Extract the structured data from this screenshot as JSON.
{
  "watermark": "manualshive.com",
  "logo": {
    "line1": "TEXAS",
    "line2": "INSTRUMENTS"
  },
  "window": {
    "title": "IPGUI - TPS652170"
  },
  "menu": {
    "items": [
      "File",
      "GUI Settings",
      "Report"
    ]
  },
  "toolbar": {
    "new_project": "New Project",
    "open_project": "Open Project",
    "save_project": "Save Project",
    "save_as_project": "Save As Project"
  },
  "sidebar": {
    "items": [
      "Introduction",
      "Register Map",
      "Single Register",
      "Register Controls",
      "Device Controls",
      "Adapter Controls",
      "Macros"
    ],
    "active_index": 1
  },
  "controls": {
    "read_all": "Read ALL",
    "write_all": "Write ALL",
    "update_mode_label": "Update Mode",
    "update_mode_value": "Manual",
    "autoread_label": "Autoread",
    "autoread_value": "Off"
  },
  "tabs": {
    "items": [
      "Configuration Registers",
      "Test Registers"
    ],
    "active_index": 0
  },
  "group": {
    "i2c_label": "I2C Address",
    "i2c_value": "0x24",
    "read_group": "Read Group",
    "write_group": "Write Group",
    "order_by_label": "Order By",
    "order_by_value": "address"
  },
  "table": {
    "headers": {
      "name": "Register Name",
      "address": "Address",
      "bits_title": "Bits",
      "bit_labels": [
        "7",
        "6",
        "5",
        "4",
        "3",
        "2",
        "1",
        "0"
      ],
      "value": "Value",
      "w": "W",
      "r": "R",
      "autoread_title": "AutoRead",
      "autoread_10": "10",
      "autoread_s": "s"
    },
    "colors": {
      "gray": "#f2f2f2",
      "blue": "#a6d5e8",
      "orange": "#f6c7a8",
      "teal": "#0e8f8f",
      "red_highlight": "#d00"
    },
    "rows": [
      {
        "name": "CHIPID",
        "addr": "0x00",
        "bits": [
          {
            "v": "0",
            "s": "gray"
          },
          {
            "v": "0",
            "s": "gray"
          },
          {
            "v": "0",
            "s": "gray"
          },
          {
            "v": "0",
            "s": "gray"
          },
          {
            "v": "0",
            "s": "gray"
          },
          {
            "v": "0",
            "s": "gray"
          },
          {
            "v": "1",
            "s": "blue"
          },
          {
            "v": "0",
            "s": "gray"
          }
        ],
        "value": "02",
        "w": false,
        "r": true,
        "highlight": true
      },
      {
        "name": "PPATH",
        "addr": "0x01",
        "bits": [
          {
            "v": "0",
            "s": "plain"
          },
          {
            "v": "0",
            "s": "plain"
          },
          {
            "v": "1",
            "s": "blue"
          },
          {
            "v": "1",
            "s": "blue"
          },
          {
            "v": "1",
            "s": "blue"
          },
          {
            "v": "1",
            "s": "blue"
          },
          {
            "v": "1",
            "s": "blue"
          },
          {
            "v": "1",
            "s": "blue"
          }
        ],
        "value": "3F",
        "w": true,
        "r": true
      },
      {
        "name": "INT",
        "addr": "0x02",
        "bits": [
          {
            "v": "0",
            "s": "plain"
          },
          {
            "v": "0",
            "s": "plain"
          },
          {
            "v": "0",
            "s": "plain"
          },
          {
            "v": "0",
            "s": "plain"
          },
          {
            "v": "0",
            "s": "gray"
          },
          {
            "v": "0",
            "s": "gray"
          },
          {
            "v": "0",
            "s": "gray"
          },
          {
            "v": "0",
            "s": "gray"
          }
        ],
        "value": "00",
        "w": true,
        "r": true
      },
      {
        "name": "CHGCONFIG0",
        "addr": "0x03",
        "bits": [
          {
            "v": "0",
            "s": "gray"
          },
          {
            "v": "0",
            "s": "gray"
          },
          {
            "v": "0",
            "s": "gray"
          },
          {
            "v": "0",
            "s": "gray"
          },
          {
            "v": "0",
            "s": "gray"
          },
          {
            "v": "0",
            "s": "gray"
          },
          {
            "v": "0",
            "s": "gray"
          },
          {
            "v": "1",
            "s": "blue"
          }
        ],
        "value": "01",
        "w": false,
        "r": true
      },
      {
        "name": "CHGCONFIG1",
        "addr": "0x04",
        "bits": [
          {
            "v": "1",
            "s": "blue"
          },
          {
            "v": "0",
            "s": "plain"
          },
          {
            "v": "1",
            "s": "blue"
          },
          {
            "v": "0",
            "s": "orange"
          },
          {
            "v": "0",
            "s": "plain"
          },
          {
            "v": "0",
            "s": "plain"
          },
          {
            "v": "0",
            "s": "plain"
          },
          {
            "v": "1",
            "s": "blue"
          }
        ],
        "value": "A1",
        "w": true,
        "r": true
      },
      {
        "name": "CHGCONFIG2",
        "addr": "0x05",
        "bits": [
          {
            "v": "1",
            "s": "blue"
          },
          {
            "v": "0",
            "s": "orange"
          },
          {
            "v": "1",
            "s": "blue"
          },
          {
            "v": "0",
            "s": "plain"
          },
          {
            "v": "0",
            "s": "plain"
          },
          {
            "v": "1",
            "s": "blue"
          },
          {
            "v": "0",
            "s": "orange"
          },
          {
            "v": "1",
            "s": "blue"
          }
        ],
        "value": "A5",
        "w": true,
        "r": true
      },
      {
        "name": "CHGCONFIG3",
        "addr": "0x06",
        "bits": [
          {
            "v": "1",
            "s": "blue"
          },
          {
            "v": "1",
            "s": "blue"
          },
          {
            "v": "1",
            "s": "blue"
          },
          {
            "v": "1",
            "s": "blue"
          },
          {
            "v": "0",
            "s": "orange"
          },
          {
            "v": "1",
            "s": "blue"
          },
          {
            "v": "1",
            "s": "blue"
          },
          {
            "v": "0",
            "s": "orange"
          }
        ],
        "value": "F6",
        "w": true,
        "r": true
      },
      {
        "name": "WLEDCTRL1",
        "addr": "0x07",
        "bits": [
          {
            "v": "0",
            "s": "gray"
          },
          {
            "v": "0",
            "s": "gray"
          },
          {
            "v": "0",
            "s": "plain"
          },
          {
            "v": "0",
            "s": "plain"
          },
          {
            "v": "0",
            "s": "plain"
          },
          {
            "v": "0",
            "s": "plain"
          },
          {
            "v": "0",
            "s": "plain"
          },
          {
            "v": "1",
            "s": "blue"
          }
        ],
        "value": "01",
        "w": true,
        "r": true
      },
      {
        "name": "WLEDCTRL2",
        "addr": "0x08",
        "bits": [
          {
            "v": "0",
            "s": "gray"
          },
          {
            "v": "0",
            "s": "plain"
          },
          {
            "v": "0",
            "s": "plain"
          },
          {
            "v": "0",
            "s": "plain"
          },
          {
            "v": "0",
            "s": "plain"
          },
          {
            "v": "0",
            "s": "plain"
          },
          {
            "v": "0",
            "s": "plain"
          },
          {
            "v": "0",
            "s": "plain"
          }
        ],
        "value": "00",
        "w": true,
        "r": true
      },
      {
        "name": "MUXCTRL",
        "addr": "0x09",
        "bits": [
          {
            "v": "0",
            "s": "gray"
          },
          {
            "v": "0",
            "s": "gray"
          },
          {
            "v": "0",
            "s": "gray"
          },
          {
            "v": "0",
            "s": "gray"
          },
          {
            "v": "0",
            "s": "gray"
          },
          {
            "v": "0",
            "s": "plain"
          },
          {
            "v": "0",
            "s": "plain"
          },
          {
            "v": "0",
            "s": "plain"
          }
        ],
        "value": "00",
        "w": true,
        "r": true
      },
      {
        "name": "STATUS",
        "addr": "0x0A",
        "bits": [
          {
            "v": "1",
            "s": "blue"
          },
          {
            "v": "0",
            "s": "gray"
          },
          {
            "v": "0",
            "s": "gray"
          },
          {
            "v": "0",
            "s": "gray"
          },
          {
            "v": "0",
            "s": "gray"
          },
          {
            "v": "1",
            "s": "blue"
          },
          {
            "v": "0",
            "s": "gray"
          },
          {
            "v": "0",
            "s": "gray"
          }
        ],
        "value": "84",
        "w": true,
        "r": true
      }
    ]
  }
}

- - - - - - -

• [YOUR OBJECTIVE] Count how many lines of the listing above include "Write" and report that number alone.

• [WORKED SOLUTION] 2